Stored entries:
-- Begin --
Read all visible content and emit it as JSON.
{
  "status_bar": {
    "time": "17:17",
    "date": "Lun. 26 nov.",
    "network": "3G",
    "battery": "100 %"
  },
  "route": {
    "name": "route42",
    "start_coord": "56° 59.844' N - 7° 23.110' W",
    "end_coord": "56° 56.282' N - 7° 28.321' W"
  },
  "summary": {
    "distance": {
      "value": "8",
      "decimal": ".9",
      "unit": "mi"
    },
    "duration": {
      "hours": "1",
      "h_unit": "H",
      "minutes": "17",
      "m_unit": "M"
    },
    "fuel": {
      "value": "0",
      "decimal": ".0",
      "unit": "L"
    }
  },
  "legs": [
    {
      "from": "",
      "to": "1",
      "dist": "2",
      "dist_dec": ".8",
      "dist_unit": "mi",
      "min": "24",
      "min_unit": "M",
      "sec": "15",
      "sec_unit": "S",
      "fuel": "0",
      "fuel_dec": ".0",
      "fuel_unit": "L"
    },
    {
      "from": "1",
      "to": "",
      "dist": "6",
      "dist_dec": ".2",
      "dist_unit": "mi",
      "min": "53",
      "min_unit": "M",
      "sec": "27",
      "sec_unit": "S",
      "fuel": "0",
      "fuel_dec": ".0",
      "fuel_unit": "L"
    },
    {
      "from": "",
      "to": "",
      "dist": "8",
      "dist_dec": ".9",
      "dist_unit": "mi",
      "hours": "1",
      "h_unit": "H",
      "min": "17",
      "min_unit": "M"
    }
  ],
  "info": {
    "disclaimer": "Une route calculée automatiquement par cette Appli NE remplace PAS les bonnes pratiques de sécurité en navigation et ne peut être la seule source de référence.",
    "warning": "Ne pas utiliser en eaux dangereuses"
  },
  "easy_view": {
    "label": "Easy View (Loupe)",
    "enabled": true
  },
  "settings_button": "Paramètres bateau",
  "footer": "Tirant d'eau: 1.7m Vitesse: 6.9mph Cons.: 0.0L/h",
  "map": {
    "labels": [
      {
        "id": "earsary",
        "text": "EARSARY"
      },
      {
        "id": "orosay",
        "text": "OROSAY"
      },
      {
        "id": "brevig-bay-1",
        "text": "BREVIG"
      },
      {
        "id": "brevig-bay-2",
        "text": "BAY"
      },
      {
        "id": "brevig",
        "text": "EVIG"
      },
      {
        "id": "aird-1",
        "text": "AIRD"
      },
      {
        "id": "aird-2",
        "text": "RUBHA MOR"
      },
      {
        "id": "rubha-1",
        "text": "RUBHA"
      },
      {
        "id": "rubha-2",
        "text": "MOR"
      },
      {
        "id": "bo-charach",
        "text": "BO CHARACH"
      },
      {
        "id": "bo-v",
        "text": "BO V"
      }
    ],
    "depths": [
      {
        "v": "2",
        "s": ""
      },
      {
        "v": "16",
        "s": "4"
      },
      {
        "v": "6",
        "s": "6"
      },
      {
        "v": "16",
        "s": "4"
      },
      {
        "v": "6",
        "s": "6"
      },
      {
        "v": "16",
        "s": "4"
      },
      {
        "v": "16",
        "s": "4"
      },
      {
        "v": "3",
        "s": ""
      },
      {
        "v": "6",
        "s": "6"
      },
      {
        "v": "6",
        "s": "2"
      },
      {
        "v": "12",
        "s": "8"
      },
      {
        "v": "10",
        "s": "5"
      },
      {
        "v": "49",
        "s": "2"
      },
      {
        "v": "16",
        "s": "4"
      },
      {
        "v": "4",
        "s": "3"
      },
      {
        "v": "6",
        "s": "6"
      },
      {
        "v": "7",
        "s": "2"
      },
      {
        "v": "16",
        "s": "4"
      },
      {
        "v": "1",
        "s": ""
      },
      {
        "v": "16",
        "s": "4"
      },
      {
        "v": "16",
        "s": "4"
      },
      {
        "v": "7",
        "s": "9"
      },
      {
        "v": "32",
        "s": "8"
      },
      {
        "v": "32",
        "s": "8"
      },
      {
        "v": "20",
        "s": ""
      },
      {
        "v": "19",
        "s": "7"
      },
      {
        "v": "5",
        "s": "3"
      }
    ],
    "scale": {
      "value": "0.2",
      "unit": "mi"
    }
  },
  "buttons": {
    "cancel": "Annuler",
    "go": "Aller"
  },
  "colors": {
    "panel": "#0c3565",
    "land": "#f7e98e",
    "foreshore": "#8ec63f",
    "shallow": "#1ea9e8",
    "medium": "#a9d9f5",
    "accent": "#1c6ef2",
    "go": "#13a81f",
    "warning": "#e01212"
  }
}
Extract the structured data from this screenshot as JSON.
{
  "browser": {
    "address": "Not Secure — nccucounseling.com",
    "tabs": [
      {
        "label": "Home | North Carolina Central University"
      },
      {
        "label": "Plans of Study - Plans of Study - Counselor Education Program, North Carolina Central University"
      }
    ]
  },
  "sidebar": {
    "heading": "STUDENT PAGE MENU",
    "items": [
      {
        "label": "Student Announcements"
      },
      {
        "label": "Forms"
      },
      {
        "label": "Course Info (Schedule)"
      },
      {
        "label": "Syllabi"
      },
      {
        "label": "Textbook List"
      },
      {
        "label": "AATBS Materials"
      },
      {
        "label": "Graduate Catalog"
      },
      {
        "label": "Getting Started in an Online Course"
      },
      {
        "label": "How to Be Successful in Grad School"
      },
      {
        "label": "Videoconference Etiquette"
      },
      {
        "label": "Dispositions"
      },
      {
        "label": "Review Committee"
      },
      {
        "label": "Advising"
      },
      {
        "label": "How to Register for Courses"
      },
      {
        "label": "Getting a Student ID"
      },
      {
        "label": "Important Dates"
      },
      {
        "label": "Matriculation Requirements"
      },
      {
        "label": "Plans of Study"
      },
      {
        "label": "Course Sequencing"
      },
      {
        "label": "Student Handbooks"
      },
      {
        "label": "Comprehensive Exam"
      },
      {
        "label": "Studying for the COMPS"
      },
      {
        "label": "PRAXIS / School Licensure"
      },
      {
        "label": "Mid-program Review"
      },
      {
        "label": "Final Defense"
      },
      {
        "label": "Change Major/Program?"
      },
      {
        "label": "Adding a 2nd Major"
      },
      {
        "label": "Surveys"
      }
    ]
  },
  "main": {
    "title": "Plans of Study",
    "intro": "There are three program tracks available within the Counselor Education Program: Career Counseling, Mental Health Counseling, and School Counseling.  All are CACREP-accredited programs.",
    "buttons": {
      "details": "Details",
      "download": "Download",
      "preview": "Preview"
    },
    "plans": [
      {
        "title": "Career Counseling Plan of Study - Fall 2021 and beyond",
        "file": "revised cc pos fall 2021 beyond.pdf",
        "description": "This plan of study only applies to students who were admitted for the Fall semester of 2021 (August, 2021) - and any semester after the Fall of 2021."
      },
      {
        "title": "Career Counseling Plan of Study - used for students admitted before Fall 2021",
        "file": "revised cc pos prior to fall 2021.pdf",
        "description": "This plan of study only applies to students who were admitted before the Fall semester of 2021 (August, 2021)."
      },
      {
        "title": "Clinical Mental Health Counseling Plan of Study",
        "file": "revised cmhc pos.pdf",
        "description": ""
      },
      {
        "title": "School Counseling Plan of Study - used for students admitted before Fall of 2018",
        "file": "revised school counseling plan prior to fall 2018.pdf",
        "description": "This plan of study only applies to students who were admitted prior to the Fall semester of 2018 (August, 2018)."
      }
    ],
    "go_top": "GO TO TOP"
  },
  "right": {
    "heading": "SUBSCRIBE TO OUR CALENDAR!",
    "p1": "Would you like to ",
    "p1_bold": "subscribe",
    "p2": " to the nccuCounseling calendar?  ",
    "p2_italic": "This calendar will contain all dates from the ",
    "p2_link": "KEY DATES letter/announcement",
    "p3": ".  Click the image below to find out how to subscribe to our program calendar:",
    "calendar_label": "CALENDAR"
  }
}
-- End --
# Written exercise
Output the full listing without altering anything.

# Full answer
Read all visible content and emit it as JSON.
{
  "status_bar": {
    "time": "17:17",
    "date": "Lun. 26 nov.",
    "network": "3G",
    "battery": "100 %"
  },
  "route": {
    "name": "route42",
    "start_coord": "56° 59.844' N - 7° 23.110' W",
    "end_coord": "56° 56.282' N - 7° 28.321' W"
  },
  "summary": {
    "distance": {
      "value": "8",
      "decimal": ".9",
      "unit": "mi"
    },
    "duration": {
      "hours": "1",
      "h_unit": "H",
      "minutes": "17",
      "m_unit": "M"
    },
    "fuel": {
      "value": "0",
      "decimal": ".0",
      "unit": "L"
    }
  },
  "legs": [
    {
      "from": "",
      "to": "1",
      "dist": "2",
      "dist_dec": ".8",
      "dist_unit": "mi",
      "min": "24",
      "min_unit": "M",
      "sec": "15",
      "sec_unit": "S",
      "fuel": "0",
      "fuel_dec": ".0",
      "fuel_unit": "L"
    },
    {
      "from": "1",
      "to": "",
      "dist": "6",
      "dist_dec": ".2",
      "dist_unit": "mi",
      "min": "53",
      "min_unit": "M",
      "sec": "27",
      "sec_unit": "S",
      "fuel": "0",
      "fuel_dec": ".0",
      "fuel_unit": "L"
    },
    {
      "from": "",
      "to": "",
      "dist": "8",
      "dist_dec": ".9",
      "dist_unit": "mi",
      "hours": "1",
      "h_unit": "H",
      "min": "17",
      "min_unit": "M"
    }
  ],
  "info": {
    "disclaimer": "Une route calculée automatiquement par cette Appli NE remplace PAS les bonnes pratiques de sécurité en navigation et ne peut être la seule source de référence.",
    "warning": "Ne pas utiliser en eaux dangereuses"
  },
  "easy_view": {
    "label": "Easy View (Loupe)",
    "enabled": true
  },
  "settings_button": "Paramètres bateau",
  "footer": "Tirant d'eau: 1.7m Vitesse: 6.9mph Cons.: 0.0L/h",
  "map": {
    "labels": [
      {
        "id": "earsary",
        "text": "EARSARY"
      },
      {
        "id": "orosay",
        "text": "OROSAY"
      },
      {
        "id": "brevig-bay-1",
        "text": "BREVIG"
      },
      {
        "id": "brevig-bay-2",
        "text": "BAY"
      },
      {
        "id": "brevig",
        "text": "EVIG"
      },
      {
        "id": "aird-1",
        "text": "AIRD"
      },
      {
        "id": "aird-2",
        "text": "RUBHA MOR"
      },
      {
        "id": "rubha-1",
        "text": "RUBHA"
      },
      {
        "id": "rubha-2",
        "text": "MOR"
      },
      {
        "id": "bo-charach",
        "text": "BO CHARACH"
      },
      {
        "id": "bo-v",
        "text": "BO V"
      }
    ],
    "depths": [
      {
        "v": "2",
        "s": ""
      },
      {
        "v": "16",
        "s": "4"
      },
      {
        "v": "6",
        "s": "6"
      },
      {
        "v": "16",
        "s": "4"
      },
      {
        "v": "6",
        "s": "6"
      },
      {
        "v": "16",
        "s": "4"
      },
      {
        "v": "16",
        "s": "4"
      },
      {
        "v": "3",
        "s": ""
      },
      {
        "v": "6",
        "s": "6"
      },
      {
        "v": "6",
        "s": "2"
      },
      {
        "v": "12",
        "s": "8"
      },
      {
        "v": "10",
        "s": "5"
      },
      {
        "v": "49",
        "s": "2"
      },
      {
        "v": "16",
        "s": "4"
      },
      {
        "v": "4",
        "s": "3"
      },
      {
        "v": "6",
        "s": "6"
      },
      {
        "v": "7",
        "s": "2"
      },
      {
        "v": "16",
        "s": "4"
      },
      {
        "v": "1",
        "s": ""
      },
      {
        "v": "16",
        "s": "4"
      },
      {
        "v": "16",
        "s": "4"
      },
      {
        "v": "7",
        "s": "9"
      },
      {
        "v": "32",
        "s": "8"
      },
      {
        "v": "32",
        "s": "8"
      },
      {
        "v": "20",
        "s": ""
      },
      {
        "v": "19",
        "s": "7"
      },
      {
        "v": "5",
        "s": "3"
      }
    ],
    "scale": {
      "value": "0.2",
      "unit": "mi"
    }
  },
  "buttons": {
    "cancel": "Annuler",
    "go": "Aller"
  },
  "colors": {
    "panel": "#0c3565",
    "land": "#f7e98e",
    "foreshore": "#8ec63f",
    "shallow": "#1ea9e8",
    "medium": "#a9d9f5",
    "accent": "#1c6ef2",
    "go": "#13a81f",
    "warning": "#e01212"
  }
}
Extract the structured data from this screenshot as JSON.
{
  "browser": {
    "address": "Not Secure — nccucounseling.com",
    "tabs": [
      {
        "label": "Home | North Carolina Central University"
      },
      {
        "label": "Plans of Study - Plans of Study - Counselor Education Program, North Carolina Central University"
      }
    ]
  },
  "sidebar": {
    "heading": "STUDENT PAGE MENU",
    "items": [
      {
        "label": "Student Announcements"
      },
      {
        "label": "Forms"
      },
      {
        "label": "Course Info (Schedule)"
      },
      {
        "label": "Syllabi"
      },
      {
        "label": "Textbook List"
      },
      {
        "label": "AATBS Materials"
      },
      {
        "label": "Graduate Catalog"
      },
      {
        "label": "Getting Started in an Online Course"
      },
      {
        "label": "How to Be Successful in Grad School"
      },
      {
        "label": "Videoconference Etiquette"
      },
      {
        "label": "Dispositions"
      },
      {
        "label": "Review Committee"
      },
      {
        "label": "Advising"
      },
      {
        "label": "How to Register for Courses"
      },
      {
        "label": "Getting a Student ID"
      },
      {
        "label": "Important Dates"
      },
      {
        "label": "Matriculation Requirements"
      },
      {
        "label": "Plans of Study"
      },
      {
        "label": "Course Sequencing"
      },
      {
        "label": "Student Handbooks"
      },
      {
        "label": "Comprehensive Exam"
      },
      {
        "label": "Studying for the COMPS"
      },
      {
        "label": "PRAXIS / School Licensure"
      },
      {
        "label": "Mid-program Review"
      },
      {
        "label": "Final Defense"
      },
      {
        "label": "Change Major/Program?"
      },
      {
        "label": "Adding a 2nd Major"
      },
      {
        "label": "Surveys"
      }
    ]
  },
  "main": {
    "title": "Plans of Study",
    "intro": "There are three program tracks available within the Counselor Education Program: Career Counseling, Mental Health Counseling, and School Counseling.  All are CACREP-accredited programs.",
    "buttons": {
      "details": "Details",
      "download": "Download",
      "preview": "Preview"
    },
    "plans": [
      {
        "title": "Career Counseling Plan of Study - Fall 2021 and beyond",
        "file": "revised cc pos fall 2021 beyond.pdf",
        "description": "This plan of study only applies to students who were admitted for the Fall semester of 2021 (August, 2021) - and any semester after the Fall of 2021."
      },
      {
        "title": "Career Counseling Plan of Study - used for students admitted before Fall 2021",
        "file": "revised cc pos prior to fall 2021.pdf",
        "description": "This plan of study only applies to students who were admitted before the Fall semester of 2021 (August, 2021)."
      },
      {
        "title": "Clinical Mental Health Counseling Plan of Study",
        "file": "revised cmhc pos.pdf",
        "description": ""
      },
      {
        "title": "School Counseling Plan of Study - used for students admitted before Fall of 2018",
        "file": "revised school counseling plan prior to fall 2018.pdf",
        "description": "This plan of study only applies to students who were admitted prior to the Fall semester of 2018 (August, 2018)."
      }
    ],
    "go_top": "GO TO TOP"
  },
  "right": {
    "heading": "SUBSCRIBE TO OUR CALENDAR!",
    "p1": "Would you like to ",
    "p1_bold": "subscribe",
    "p2": " to the nccuCounseling calendar?  ",
    "p2_italic": "This calendar will contain all dates from the ",
    "p2_link": "KEY DATES letter/announcement",
    "p3": ".  Click the image below to find out how to subscribe to our program calendar:",
    "calendar_label": "CALENDAR"
  }
}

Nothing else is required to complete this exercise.